Records for processing:
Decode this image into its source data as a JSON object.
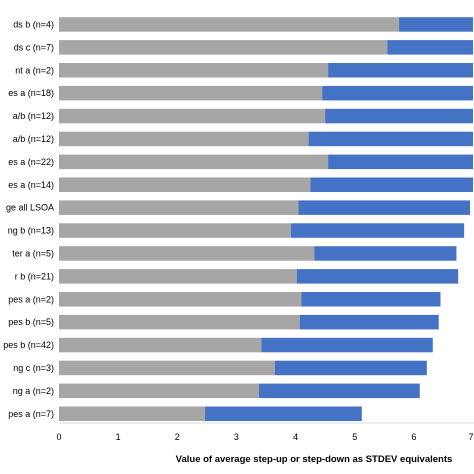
{
  "chart_data": {
    "type": "bar",
    "orientation": "horizontal",
    "stacked": true,
    "categories": [
      "ds  b (n=4)",
      "ds  c (n=7)",
      "nt  a (n=2)",
      "es  a (n=18)",
      "a/b (n=12)",
      "a/b (n=12)",
      "es  a (n=22)",
      "es  a (n=14)",
      "ge all LSOA",
      "ng  b (n=13)",
      "ter  a (n=5)",
      "r  b (n=21)",
      "pes  a (n=2)",
      "pes  b (n=5)",
      "pes  b (n=42)",
      "ng  c (n=3)",
      "ng  a (n=2)",
      "pes  a (n=7)"
    ],
    "series": [
      {
        "color": "#a6a6a6",
        "values": [
          5.75,
          5.55,
          4.55,
          4.45,
          4.5,
          4.22,
          4.55,
          4.25,
          4.05,
          3.92,
          4.32,
          4.02,
          4.1,
          4.07,
          3.42,
          3.65,
          3.38,
          2.47
        ]
      },
      {
        "color": "#4472c4",
        "values": [
          1.25,
          1.45,
          2.45,
          2.55,
          2.5,
          2.78,
          2.45,
          2.75,
          2.9,
          2.93,
          2.4,
          2.73,
          2.35,
          2.35,
          2.9,
          2.57,
          2.72,
          2.65
        ]
      }
    ],
    "xlim": [
      0,
      7
    ],
    "xticks": [
      "0",
      "1",
      "2",
      "3",
      "4",
      "5",
      "6",
      "7"
    ],
    "xlabel": "Value of average step-up or step-down as STDEV equivalents",
    "grid": false,
    "legend": "none"
  }
}
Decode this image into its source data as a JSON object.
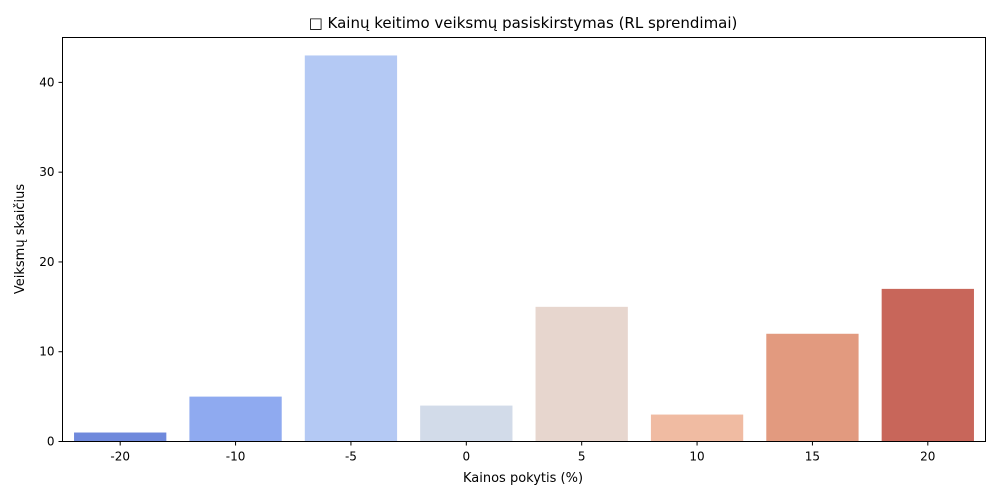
{
  "chart_data": {
    "type": "bar",
    "title": "Kainų keitimo veiksmų pasiskirstymas (RL sprendimai)",
    "title_icon": "missing-glyph-box",
    "xlabel": "Kainos pokytis (%)",
    "ylabel": "Veiksmų skaičius",
    "categories": [
      "-20",
      "-10",
      "-5",
      "0",
      "5",
      "10",
      "15",
      "20"
    ],
    "values": [
      1,
      5,
      43,
      4,
      15,
      3,
      12,
      17
    ],
    "colors": [
      "#6f89dc",
      "#8faaf0",
      "#b4c9f4",
      "#d2dbe9",
      "#e7d6ce",
      "#f0bba2",
      "#e29a7f",
      "#c8665a"
    ],
    "ylim": [
      0,
      45
    ],
    "yticks": [
      0,
      10,
      20,
      30,
      40
    ],
    "grid": false,
    "legend": false
  }
}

Objective: Extract lines where the string "xlabel" occurs.

Answer to the exercise:
    "xlabel": "Value of average step-up or step-down as STDEV equivalents",
    "xlabel": "Kainos pokytis (%)",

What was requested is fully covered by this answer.